### Data for this task
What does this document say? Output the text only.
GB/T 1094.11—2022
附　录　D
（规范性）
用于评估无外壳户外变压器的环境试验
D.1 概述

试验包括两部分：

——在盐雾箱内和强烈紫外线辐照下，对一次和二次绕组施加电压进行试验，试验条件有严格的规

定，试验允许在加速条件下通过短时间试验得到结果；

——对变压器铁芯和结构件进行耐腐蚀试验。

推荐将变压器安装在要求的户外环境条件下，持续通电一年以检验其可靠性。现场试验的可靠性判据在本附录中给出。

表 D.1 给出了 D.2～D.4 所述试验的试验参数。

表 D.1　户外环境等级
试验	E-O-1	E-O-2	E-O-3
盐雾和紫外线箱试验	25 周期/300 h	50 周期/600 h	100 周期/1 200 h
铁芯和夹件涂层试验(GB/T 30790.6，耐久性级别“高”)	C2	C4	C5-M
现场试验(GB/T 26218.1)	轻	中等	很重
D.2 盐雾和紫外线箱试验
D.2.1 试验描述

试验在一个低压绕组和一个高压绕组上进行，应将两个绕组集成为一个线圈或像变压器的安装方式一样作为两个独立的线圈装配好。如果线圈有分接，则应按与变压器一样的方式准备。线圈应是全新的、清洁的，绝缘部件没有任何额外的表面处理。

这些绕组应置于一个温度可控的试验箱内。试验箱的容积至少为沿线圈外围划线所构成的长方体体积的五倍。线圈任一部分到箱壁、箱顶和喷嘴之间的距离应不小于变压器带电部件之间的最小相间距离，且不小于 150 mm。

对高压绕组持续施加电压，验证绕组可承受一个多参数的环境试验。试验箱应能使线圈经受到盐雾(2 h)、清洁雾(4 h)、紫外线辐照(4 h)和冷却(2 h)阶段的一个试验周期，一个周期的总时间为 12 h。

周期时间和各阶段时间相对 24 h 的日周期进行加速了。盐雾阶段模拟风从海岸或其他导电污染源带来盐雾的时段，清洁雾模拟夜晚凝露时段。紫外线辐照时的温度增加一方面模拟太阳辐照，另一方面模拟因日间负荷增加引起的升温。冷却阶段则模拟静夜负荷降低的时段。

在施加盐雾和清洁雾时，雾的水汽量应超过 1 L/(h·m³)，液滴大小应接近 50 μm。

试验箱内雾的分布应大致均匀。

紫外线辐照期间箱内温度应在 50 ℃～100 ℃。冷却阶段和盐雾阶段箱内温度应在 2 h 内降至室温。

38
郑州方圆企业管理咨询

### What is being asked
In the entries above, find lines with "盐雾和紫外线箱试验" and copy each.

### In response
盐雾和紫外线箱试验	25 周期/300 h	50 周期/600 h	100 周期/1 200 h
D.2 盐雾和紫外线箱试验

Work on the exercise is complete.